--- begin ---

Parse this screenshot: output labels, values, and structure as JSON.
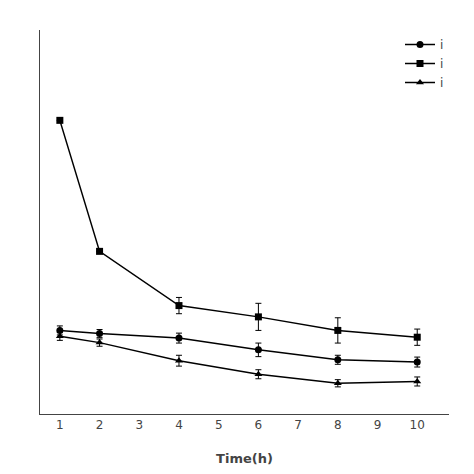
{
  "chart_data": {
    "type": "line",
    "xlabel": "Time(h)",
    "x": [
      1,
      2,
      4,
      6,
      8,
      10
    ],
    "series": [
      {
        "name": "i",
        "color": "#000000",
        "marker": "circle",
        "values": [
          1.85,
          1.78,
          1.68,
          1.42,
          1.2,
          1.15
        ],
        "yerr": [
          0.1,
          0.09,
          0.11,
          0.15,
          0.1,
          0.11
        ]
      },
      {
        "name": "i",
        "color": "#000000",
        "marker": "square",
        "values": [
          6.5,
          3.6,
          2.4,
          2.15,
          1.85,
          1.7
        ],
        "yerr": [
          0.0,
          0.0,
          0.18,
          0.3,
          0.28,
          0.18
        ]
      },
      {
        "name": "i",
        "color": "#000000",
        "marker": "triangle-up",
        "values": [
          1.72,
          1.58,
          1.18,
          0.88,
          0.68,
          0.72
        ],
        "yerr": [
          0.09,
          0.08,
          0.12,
          0.1,
          0.08,
          0.1
        ]
      }
    ],
    "xlim": [
      0.5,
      10.8
    ],
    "xticks": [
      1,
      2,
      3,
      4,
      5,
      6,
      7,
      8,
      9,
      10
    ],
    "ylim": [
      0,
      8.5
    ],
    "tick_labels": "x",
    "grid": false,
    "legend": "upper right"
  }
}
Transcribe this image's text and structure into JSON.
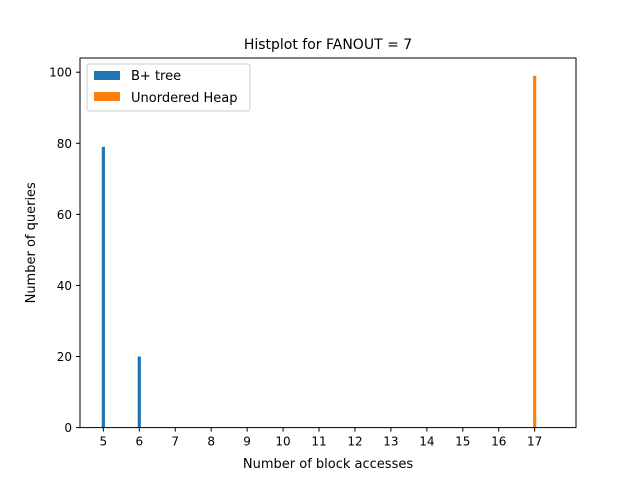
{
  "chart_data": {
    "type": "bar",
    "title": "Histplot for FANOUT = 7",
    "xlabel": "Number of block accesses",
    "ylabel": "Number of queries",
    "xticks": [
      5,
      6,
      7,
      8,
      9,
      10,
      11,
      12,
      13,
      14,
      15,
      16,
      17
    ],
    "yticks": [
      0,
      20,
      40,
      60,
      80,
      100
    ],
    "xlim": [
      4.35,
      18.15
    ],
    "ylim": [
      0,
      104
    ],
    "grid": false,
    "legend_position": "top-left",
    "series": [
      {
        "name": "B+ tree",
        "color": "#1f77b4",
        "points": [
          {
            "x": 5,
            "y": 79
          },
          {
            "x": 6,
            "y": 20
          }
        ]
      },
      {
        "name": "Unordered Heap",
        "color": "#ff7f0e",
        "points": [
          {
            "x": 17,
            "y": 99
          }
        ]
      }
    ]
  }
}
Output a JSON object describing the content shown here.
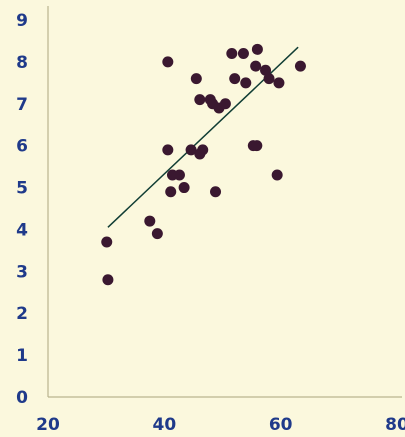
{
  "chart_data": {
    "type": "scatter",
    "title": "",
    "xlabel": "",
    "ylabel": "",
    "xlim": [
      20,
      80
    ],
    "ylim": [
      0,
      9
    ],
    "x_ticks": [
      "20",
      "40",
      "60",
      "80"
    ],
    "y_ticks": [
      "0",
      "1",
      "2",
      "3",
      "4",
      "5",
      "6",
      "7",
      "8",
      "9"
    ],
    "grid": false,
    "legend": "none",
    "colors": {
      "background": "#fbf8dd",
      "points": "#3a1830",
      "trend_line": "#103d34",
      "tick_labels": "#1f3a8a",
      "axes": "#b9b48f"
    },
    "points": [
      {
        "x": 30.3,
        "y": 2.8
      },
      {
        "x": 30.1,
        "y": 3.7
      },
      {
        "x": 37.5,
        "y": 4.2
      },
      {
        "x": 38.8,
        "y": 3.9
      },
      {
        "x": 40.6,
        "y": 8.0
      },
      {
        "x": 40.6,
        "y": 5.9
      },
      {
        "x": 41.1,
        "y": 4.9
      },
      {
        "x": 41.4,
        "y": 5.3
      },
      {
        "x": 42.6,
        "y": 5.3
      },
      {
        "x": 43.4,
        "y": 5.0
      },
      {
        "x": 44.6,
        "y": 5.9
      },
      {
        "x": 45.5,
        "y": 7.6
      },
      {
        "x": 46.1,
        "y": 7.1
      },
      {
        "x": 46.1,
        "y": 5.8
      },
      {
        "x": 46.6,
        "y": 5.9
      },
      {
        "x": 47.9,
        "y": 7.1
      },
      {
        "x": 48.3,
        "y": 7.0
      },
      {
        "x": 48.8,
        "y": 4.9
      },
      {
        "x": 49.4,
        "y": 6.9
      },
      {
        "x": 50.5,
        "y": 7.0
      },
      {
        "x": 51.6,
        "y": 8.2
      },
      {
        "x": 52.1,
        "y": 7.6
      },
      {
        "x": 53.6,
        "y": 8.2
      },
      {
        "x": 54.0,
        "y": 7.5
      },
      {
        "x": 55.3,
        "y": 6.0
      },
      {
        "x": 55.9,
        "y": 6.0
      },
      {
        "x": 55.7,
        "y": 7.9
      },
      {
        "x": 56.0,
        "y": 8.3
      },
      {
        "x": 57.4,
        "y": 7.8
      },
      {
        "x": 58.0,
        "y": 7.6
      },
      {
        "x": 59.4,
        "y": 5.3
      },
      {
        "x": 59.7,
        "y": 7.5
      },
      {
        "x": 63.4,
        "y": 7.9
      }
    ],
    "trend_line": {
      "from": {
        "x": 30.3,
        "y": 4.05
      },
      "to": {
        "x": 63.0,
        "y": 8.35
      }
    }
  }
}
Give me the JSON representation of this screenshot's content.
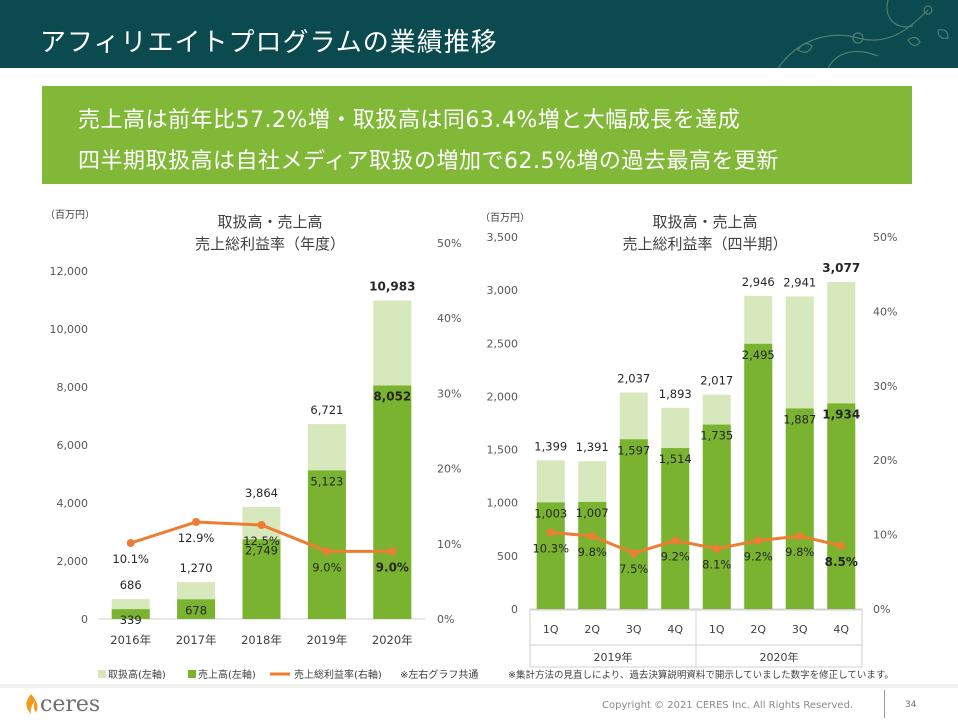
{
  "slide": {
    "title": "アフィリエイトプログラムの業績推移",
    "banner_line1": "売上高は前年比57.2%増・取扱高は同63.4%増と大幅成長を達成",
    "banner_line2": "四半期取扱高は自社メディア取扱の増加で62.5%増の過去最高を更新",
    "legend_handled": "取扱高(左軸)",
    "legend_sales": "売上高(左軸)",
    "legend_rate": "売上総利益率(右軸)",
    "legend_note": "※左右グラフ共通",
    "footnote": "※集計方法の見直しにより、過去決算説明資料で開示していました数字を修正しています。",
    "copyright": "Copyright © 2021 CERES Inc. All Rights Reserved.",
    "page_number": "34",
    "logo_text": "ceres"
  },
  "colors": {
    "header_bg": "#0b4a4f",
    "banner_bg": "#82b838",
    "handled": "#d6e8bc",
    "sales": "#7ab330",
    "rate_line": "#ed7d31"
  },
  "chart_data": [
    {
      "type": "bar",
      "title_line1": "取扱高・売上高",
      "title_line2": "売上総利益率（年度）",
      "unit_label": "（百万円）",
      "categories": [
        "2016年",
        "2017年",
        "2018年",
        "2019年",
        "2020年"
      ],
      "series": [
        {
          "name": "取扱高(左軸)",
          "axis": "left",
          "values": [
            686,
            1270,
            3864,
            6721,
            10983
          ],
          "labels": [
            "686",
            "1,270",
            "3,864",
            "6,721",
            "10,983"
          ]
        },
        {
          "name": "売上高(左軸)",
          "axis": "left",
          "values": [
            339,
            678,
            2749,
            5123,
            8052
          ],
          "labels": [
            "339",
            "678",
            "2,749",
            "5,123",
            "8,052"
          ]
        },
        {
          "name": "売上総利益率(右軸)",
          "axis": "right",
          "type": "line",
          "values": [
            10.1,
            12.9,
            12.5,
            9.0,
            9.0
          ],
          "labels": [
            "10.1%",
            "12.9%",
            "12.5%",
            "9.0%",
            "9.0%"
          ]
        }
      ],
      "ylim_left": [
        0,
        12000
      ],
      "yticks_left": [
        "0",
        "2,000",
        "4,000",
        "6,000",
        "8,000",
        "10,000",
        "12,000"
      ],
      "ylim_right": [
        0,
        50
      ],
      "yticks_right": [
        "0%",
        "10%",
        "20%",
        "30%",
        "40%",
        "50%"
      ],
      "bold_last": true
    },
    {
      "type": "bar",
      "title_line1": "取扱高・売上高",
      "title_line2": "売上総利益率（四半期）",
      "unit_label": "（百万円）",
      "categories": [
        "1Q",
        "2Q",
        "3Q",
        "4Q",
        "1Q",
        "2Q",
        "3Q",
        "4Q"
      ],
      "groups": [
        {
          "label": "2019年",
          "start": 0,
          "end": 3
        },
        {
          "label": "2020年",
          "start": 4,
          "end": 7
        }
      ],
      "series": [
        {
          "name": "取扱高(左軸)",
          "axis": "left",
          "values": [
            1399,
            1391,
            2037,
            1893,
            2017,
            2946,
            2941,
            3077
          ],
          "labels": [
            "1,399",
            "1,391",
            "2,037",
            "1,893",
            "2,017",
            "2,946",
            "2,941",
            "3,077"
          ]
        },
        {
          "name": "売上高(左軸)",
          "axis": "left",
          "values": [
            1003,
            1007,
            1597,
            1514,
            1735,
            2495,
            1887,
            1934
          ],
          "labels": [
            "1,003",
            "1,007",
            "1,597",
            "1,514",
            "1,735",
            "2,495",
            "1,887",
            "1,934"
          ]
        },
        {
          "name": "売上総利益率(右軸)",
          "axis": "right",
          "type": "line",
          "values": [
            10.3,
            9.8,
            7.5,
            9.2,
            8.1,
            9.2,
            9.8,
            8.5
          ],
          "labels": [
            "10.3%",
            "9.8%",
            "7.5%",
            "9.2%",
            "8.1%",
            "9.2%",
            "9.8%",
            "8.5%"
          ]
        }
      ],
      "ylim_left": [
        0,
        3500
      ],
      "yticks_left": [
        "0",
        "500",
        "1,000",
        "1,500",
        "2,000",
        "2,500",
        "3,000",
        "3,500"
      ],
      "ylim_right": [
        0,
        50
      ],
      "yticks_right": [
        "0%",
        "10%",
        "20%",
        "30%",
        "40%",
        "50%"
      ],
      "bold_last": true
    }
  ]
}
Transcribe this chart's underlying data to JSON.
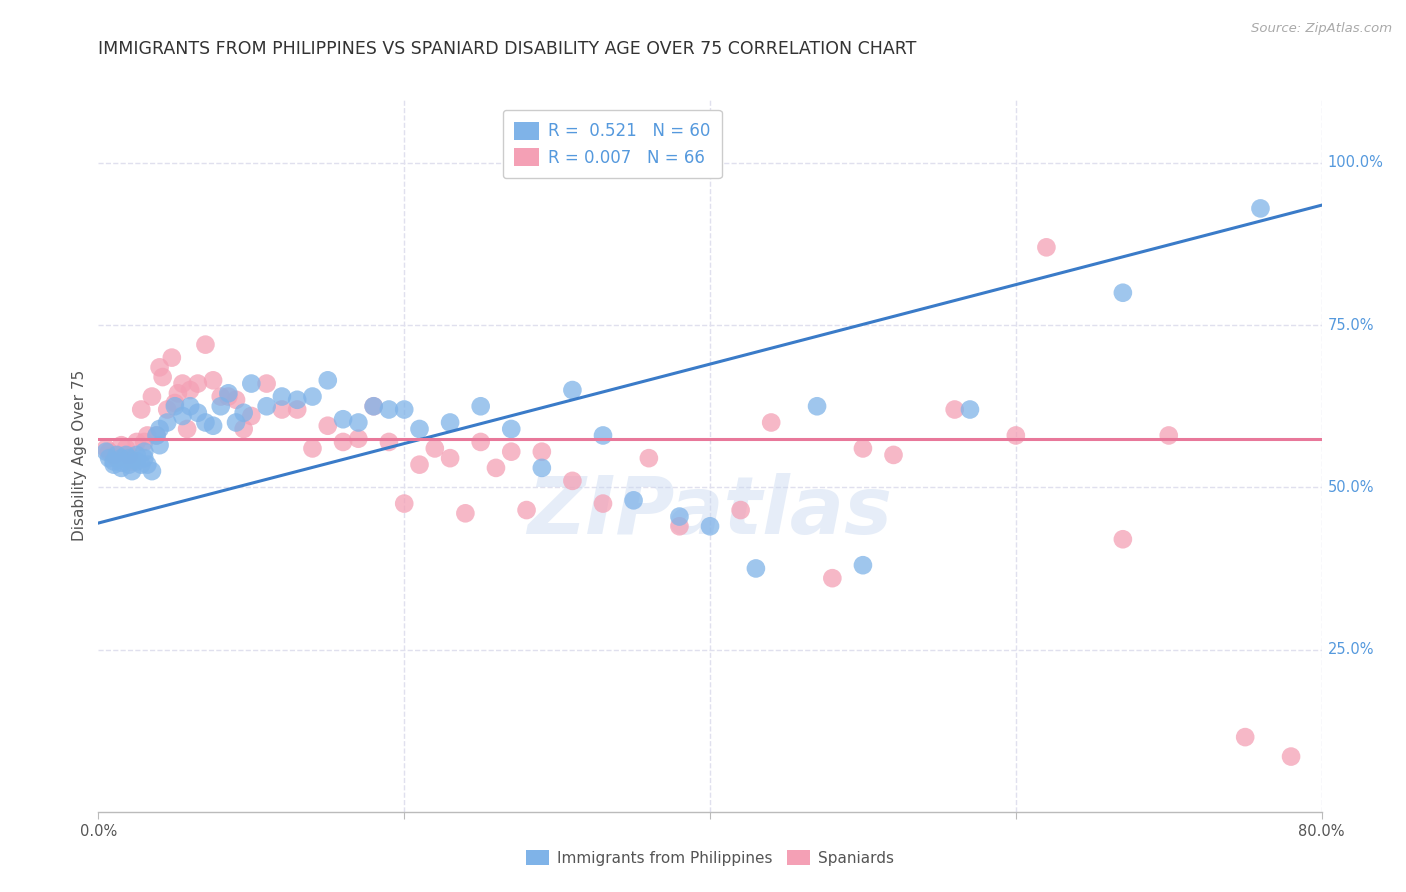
{
  "title": "IMMIGRANTS FROM PHILIPPINES VS SPANIARD DISABILITY AGE OVER 75 CORRELATION CHART",
  "source": "Source: ZipAtlas.com",
  "ylabel": "Disability Age Over 75",
  "legend_blue_r": "0.521",
  "legend_blue_n": "60",
  "legend_pink_r": "0.007",
  "legend_pink_n": "66",
  "legend_blue_label": "Immigrants from Philippines",
  "legend_pink_label": "Spaniards",
  "watermark": "ZIPatlas",
  "xlim": [
    0.0,
    0.8
  ],
  "ylim": [
    0.0,
    1.1
  ],
  "yticks": [
    0.25,
    0.5,
    0.75,
    1.0
  ],
  "ytick_labels": [
    "25.0%",
    "50.0%",
    "75.0%",
    "100.0%"
  ],
  "xticks": [
    0.0,
    0.2,
    0.4,
    0.6,
    0.8
  ],
  "xtick_labels": [
    "0.0%",
    "",
    "",
    "",
    "80.0%"
  ],
  "blue_line_x": [
    0.0,
    0.8
  ],
  "blue_line_y": [
    0.445,
    0.935
  ],
  "pink_line_y": 0.575,
  "blue_scatter_x": [
    0.005,
    0.007,
    0.01,
    0.01,
    0.012,
    0.015,
    0.015,
    0.015,
    0.018,
    0.02,
    0.02,
    0.022,
    0.025,
    0.025,
    0.028,
    0.03,
    0.03,
    0.032,
    0.035,
    0.038,
    0.04,
    0.04,
    0.045,
    0.05,
    0.055,
    0.06,
    0.065,
    0.07,
    0.075,
    0.08,
    0.085,
    0.09,
    0.095,
    0.1,
    0.11,
    0.12,
    0.13,
    0.14,
    0.15,
    0.16,
    0.17,
    0.18,
    0.19,
    0.2,
    0.21,
    0.23,
    0.25,
    0.27,
    0.29,
    0.31,
    0.33,
    0.35,
    0.38,
    0.4,
    0.43,
    0.47,
    0.5,
    0.57,
    0.67,
    0.76
  ],
  "blue_scatter_y": [
    0.555,
    0.545,
    0.54,
    0.535,
    0.55,
    0.545,
    0.538,
    0.53,
    0.55,
    0.545,
    0.535,
    0.525,
    0.55,
    0.54,
    0.535,
    0.555,
    0.545,
    0.535,
    0.525,
    0.58,
    0.59,
    0.565,
    0.6,
    0.625,
    0.61,
    0.625,
    0.615,
    0.6,
    0.595,
    0.625,
    0.645,
    0.6,
    0.615,
    0.66,
    0.625,
    0.64,
    0.635,
    0.64,
    0.665,
    0.605,
    0.6,
    0.625,
    0.62,
    0.62,
    0.59,
    0.6,
    0.625,
    0.59,
    0.53,
    0.65,
    0.58,
    0.48,
    0.455,
    0.44,
    0.375,
    0.625,
    0.38,
    0.62,
    0.8,
    0.93
  ],
  "pink_scatter_x": [
    0.005,
    0.007,
    0.01,
    0.012,
    0.015,
    0.018,
    0.02,
    0.022,
    0.025,
    0.028,
    0.03,
    0.032,
    0.035,
    0.038,
    0.04,
    0.042,
    0.045,
    0.048,
    0.05,
    0.052,
    0.055,
    0.058,
    0.06,
    0.065,
    0.07,
    0.075,
    0.08,
    0.085,
    0.09,
    0.095,
    0.1,
    0.11,
    0.12,
    0.13,
    0.14,
    0.15,
    0.16,
    0.17,
    0.18,
    0.19,
    0.2,
    0.21,
    0.22,
    0.23,
    0.24,
    0.25,
    0.26,
    0.27,
    0.28,
    0.29,
    0.31,
    0.33,
    0.36,
    0.38,
    0.42,
    0.44,
    0.48,
    0.5,
    0.52,
    0.56,
    0.6,
    0.62,
    0.67,
    0.7,
    0.75,
    0.78
  ],
  "pink_scatter_y": [
    0.56,
    0.555,
    0.55,
    0.545,
    0.565,
    0.56,
    0.55,
    0.54,
    0.57,
    0.62,
    0.57,
    0.58,
    0.64,
    0.58,
    0.685,
    0.67,
    0.62,
    0.7,
    0.63,
    0.645,
    0.66,
    0.59,
    0.65,
    0.66,
    0.72,
    0.665,
    0.64,
    0.64,
    0.635,
    0.59,
    0.61,
    0.66,
    0.62,
    0.62,
    0.56,
    0.595,
    0.57,
    0.575,
    0.625,
    0.57,
    0.475,
    0.535,
    0.56,
    0.545,
    0.46,
    0.57,
    0.53,
    0.555,
    0.465,
    0.555,
    0.51,
    0.475,
    0.545,
    0.44,
    0.465,
    0.6,
    0.36,
    0.56,
    0.55,
    0.62,
    0.58,
    0.87,
    0.42,
    0.58,
    0.115,
    0.085
  ],
  "background_color": "#ffffff",
  "blue_color": "#7fb3e8",
  "pink_color": "#f4a0b5",
  "blue_line_color": "#3a7bc8",
  "pink_line_color": "#e8789a",
  "grid_color": "#e0e0ee",
  "right_axis_color": "#5599dd",
  "title_fontsize": 12.5,
  "axis_label_fontsize": 11
}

--- end ---

_Directions_.
Scan the material above. Return every line containing the string "ylabel".

_Worked solution_.
    "ylabel": "Number of queries",
    "ylabel": "",
  "ylabel": "Disability Age Over 75",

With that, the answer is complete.